▶ _Collected data_:
------------

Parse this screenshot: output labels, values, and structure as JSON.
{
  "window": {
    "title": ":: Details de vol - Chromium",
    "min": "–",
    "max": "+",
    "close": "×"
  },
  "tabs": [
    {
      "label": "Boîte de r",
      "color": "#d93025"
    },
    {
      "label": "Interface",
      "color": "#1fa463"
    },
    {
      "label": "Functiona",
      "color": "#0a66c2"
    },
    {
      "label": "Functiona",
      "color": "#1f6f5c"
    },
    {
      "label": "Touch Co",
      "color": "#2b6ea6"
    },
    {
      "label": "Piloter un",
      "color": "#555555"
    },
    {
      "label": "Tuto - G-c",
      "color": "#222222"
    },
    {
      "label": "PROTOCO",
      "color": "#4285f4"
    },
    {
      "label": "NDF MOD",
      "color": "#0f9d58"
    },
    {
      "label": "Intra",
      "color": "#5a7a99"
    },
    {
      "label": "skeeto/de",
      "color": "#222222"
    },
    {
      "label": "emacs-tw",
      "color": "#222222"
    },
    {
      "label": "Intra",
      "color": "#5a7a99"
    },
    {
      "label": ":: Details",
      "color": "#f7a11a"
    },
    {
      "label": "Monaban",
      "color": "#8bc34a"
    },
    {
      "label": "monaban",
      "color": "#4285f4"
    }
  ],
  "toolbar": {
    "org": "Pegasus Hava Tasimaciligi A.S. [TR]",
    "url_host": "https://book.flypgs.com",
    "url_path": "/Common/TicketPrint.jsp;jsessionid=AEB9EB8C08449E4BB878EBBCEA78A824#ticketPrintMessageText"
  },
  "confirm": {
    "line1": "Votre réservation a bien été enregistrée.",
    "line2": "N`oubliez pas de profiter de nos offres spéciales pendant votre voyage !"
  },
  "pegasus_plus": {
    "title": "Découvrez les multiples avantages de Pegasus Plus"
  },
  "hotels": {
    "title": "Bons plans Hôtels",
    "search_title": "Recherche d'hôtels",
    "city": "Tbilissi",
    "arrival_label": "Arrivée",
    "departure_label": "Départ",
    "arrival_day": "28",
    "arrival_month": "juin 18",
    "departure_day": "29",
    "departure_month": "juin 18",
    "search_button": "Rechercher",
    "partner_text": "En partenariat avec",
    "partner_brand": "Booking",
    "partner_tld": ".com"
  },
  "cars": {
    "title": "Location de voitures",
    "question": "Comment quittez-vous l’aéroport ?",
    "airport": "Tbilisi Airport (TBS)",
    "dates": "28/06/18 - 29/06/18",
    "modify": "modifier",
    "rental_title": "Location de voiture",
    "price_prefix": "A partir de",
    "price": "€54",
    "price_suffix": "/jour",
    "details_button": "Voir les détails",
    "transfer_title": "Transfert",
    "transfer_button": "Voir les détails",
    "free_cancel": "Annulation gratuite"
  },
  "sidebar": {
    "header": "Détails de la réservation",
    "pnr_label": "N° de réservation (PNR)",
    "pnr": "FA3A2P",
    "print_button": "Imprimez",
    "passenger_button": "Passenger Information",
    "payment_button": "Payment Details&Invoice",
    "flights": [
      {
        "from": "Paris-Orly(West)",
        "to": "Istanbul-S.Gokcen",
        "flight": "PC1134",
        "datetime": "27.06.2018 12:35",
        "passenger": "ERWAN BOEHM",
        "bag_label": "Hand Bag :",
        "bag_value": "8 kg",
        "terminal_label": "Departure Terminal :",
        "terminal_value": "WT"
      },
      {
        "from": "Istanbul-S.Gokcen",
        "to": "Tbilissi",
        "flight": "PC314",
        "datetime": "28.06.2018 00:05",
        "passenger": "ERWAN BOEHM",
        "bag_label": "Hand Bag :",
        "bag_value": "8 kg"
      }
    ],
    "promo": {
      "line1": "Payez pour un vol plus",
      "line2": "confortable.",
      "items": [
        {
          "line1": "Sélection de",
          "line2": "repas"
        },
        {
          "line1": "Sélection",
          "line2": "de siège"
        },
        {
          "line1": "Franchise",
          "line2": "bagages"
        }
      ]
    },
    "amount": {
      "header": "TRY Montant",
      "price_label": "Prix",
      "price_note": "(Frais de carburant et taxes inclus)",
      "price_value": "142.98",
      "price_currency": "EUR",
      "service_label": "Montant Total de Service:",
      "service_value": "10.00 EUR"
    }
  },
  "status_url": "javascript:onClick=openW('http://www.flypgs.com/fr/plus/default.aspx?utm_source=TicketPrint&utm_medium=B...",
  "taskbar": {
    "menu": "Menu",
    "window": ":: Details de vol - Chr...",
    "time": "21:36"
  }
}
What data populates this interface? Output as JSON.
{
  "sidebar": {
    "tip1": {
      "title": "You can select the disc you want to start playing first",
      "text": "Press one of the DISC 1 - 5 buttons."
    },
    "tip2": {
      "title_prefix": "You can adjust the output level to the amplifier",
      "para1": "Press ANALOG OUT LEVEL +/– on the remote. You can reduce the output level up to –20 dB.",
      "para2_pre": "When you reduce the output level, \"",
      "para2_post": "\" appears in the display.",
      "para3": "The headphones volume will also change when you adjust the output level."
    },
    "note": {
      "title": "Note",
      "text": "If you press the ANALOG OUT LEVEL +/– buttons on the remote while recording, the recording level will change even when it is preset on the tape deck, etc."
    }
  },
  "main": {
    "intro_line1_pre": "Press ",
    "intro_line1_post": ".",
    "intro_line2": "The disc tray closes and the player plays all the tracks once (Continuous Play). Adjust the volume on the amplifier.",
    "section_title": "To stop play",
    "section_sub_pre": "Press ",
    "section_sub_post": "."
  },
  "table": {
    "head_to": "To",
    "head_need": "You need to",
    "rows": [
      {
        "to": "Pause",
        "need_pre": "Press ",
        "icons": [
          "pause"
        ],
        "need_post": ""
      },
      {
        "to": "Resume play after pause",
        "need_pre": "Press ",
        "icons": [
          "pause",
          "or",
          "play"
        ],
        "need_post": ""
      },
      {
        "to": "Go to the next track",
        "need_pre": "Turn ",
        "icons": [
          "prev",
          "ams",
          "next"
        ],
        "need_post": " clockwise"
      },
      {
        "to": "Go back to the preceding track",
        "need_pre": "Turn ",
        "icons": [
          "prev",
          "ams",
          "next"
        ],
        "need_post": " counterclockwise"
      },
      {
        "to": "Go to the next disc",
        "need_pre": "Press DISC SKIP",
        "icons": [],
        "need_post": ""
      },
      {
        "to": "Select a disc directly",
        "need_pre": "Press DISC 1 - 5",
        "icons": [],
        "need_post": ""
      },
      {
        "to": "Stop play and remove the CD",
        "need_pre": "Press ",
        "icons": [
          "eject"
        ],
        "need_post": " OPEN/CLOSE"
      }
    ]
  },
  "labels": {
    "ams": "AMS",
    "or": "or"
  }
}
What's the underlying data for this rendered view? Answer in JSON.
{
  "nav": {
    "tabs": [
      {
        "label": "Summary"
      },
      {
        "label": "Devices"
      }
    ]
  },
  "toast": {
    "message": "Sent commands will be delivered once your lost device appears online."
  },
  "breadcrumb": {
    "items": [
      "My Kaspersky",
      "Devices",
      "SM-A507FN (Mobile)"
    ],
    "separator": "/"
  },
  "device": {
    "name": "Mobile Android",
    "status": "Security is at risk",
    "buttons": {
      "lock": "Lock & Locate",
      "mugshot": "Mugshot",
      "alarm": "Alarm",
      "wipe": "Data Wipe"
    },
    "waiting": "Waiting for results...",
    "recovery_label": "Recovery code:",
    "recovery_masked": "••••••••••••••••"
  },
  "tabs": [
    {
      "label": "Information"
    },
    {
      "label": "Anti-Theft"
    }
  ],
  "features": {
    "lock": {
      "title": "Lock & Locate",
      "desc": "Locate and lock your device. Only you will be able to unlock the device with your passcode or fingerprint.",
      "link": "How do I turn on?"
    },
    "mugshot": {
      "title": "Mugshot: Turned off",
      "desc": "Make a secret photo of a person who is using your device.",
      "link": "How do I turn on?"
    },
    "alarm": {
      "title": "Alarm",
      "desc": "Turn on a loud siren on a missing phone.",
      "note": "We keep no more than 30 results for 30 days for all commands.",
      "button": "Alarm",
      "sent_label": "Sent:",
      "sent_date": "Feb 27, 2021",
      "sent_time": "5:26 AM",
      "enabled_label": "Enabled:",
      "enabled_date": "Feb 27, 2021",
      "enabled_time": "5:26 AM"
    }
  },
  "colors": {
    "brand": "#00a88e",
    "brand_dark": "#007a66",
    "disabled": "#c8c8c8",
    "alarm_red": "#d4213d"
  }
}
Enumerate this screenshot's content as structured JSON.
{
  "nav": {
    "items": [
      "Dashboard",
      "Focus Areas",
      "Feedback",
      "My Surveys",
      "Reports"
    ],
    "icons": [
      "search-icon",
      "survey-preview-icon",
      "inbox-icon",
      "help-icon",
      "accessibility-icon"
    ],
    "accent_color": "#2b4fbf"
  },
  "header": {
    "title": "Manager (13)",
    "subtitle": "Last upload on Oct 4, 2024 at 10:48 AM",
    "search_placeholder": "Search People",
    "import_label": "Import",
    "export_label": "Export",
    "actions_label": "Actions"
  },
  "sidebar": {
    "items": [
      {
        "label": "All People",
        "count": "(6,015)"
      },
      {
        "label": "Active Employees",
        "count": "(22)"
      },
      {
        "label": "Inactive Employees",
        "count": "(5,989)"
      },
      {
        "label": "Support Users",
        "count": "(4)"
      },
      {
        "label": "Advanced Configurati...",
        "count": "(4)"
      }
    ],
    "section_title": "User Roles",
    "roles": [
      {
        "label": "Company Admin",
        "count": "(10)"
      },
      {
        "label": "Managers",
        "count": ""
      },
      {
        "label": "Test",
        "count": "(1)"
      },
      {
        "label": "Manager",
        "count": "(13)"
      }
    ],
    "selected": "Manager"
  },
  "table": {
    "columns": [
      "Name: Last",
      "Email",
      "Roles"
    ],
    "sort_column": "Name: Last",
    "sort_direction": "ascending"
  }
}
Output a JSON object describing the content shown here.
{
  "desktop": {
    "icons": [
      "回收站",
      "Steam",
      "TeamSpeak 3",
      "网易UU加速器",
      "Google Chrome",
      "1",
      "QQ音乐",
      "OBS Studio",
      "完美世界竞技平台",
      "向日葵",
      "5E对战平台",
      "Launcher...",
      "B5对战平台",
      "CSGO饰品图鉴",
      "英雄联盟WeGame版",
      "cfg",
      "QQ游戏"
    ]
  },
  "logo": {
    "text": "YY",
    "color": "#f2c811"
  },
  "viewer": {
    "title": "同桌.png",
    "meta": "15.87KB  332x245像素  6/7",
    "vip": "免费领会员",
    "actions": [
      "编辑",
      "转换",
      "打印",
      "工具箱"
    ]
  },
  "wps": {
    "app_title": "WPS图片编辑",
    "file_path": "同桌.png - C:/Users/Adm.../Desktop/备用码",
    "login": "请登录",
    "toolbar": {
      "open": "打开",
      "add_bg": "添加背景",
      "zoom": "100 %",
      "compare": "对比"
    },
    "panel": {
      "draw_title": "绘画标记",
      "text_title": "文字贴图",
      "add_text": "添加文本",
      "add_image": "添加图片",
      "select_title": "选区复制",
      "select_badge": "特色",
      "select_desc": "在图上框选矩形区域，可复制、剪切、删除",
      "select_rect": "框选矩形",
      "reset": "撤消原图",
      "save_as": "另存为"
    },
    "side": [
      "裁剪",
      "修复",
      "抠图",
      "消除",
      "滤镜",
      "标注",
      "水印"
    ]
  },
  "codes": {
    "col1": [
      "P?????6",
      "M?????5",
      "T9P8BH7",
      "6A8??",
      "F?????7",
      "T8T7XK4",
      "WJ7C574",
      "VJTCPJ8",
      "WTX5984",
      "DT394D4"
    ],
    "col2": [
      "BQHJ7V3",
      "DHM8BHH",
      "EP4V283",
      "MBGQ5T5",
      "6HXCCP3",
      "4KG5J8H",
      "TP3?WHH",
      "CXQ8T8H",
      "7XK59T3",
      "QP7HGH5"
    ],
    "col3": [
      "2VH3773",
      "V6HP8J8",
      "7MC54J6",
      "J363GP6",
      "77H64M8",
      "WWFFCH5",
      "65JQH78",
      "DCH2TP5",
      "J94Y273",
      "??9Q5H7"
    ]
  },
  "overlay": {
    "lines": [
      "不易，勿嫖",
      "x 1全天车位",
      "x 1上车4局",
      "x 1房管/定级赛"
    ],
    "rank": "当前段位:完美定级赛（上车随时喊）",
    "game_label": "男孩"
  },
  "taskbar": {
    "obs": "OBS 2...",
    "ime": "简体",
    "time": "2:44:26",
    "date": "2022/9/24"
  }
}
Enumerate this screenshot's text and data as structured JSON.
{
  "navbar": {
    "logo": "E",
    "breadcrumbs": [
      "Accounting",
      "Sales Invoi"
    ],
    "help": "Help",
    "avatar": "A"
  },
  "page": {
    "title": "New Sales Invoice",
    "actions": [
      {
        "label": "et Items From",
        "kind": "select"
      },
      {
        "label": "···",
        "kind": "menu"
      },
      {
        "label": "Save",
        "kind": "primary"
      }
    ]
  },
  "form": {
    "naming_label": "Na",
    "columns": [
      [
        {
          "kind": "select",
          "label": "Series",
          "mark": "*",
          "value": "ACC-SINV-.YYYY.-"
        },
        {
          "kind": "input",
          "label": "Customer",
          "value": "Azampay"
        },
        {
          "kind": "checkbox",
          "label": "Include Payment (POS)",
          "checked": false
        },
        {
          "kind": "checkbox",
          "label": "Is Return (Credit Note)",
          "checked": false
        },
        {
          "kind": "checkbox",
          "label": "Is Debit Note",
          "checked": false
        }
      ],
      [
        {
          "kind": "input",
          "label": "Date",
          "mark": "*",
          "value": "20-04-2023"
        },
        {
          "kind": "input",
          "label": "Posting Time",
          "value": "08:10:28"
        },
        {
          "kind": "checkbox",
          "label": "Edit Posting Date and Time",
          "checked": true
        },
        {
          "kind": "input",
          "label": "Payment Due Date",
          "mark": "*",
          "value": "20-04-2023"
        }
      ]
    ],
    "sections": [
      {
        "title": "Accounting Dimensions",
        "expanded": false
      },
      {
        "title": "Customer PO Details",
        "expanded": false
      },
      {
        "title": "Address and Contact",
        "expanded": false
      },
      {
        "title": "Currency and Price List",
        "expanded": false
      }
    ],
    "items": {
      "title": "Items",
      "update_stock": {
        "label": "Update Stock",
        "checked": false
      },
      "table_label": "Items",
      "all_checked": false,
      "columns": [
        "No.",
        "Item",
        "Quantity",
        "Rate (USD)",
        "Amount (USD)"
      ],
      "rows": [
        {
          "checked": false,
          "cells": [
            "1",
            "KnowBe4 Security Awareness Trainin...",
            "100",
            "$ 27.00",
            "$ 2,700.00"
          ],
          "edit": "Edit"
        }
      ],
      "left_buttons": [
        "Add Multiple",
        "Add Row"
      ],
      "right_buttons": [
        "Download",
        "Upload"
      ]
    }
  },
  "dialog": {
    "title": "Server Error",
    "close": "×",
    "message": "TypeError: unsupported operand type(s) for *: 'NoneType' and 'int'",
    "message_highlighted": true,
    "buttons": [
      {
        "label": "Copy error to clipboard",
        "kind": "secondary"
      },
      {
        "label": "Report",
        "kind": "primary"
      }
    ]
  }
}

------------

▶ _Task description_:
Count all lines of the data that include "Montant". The answer is the number alone.

▶ _Response to this exercise_:
2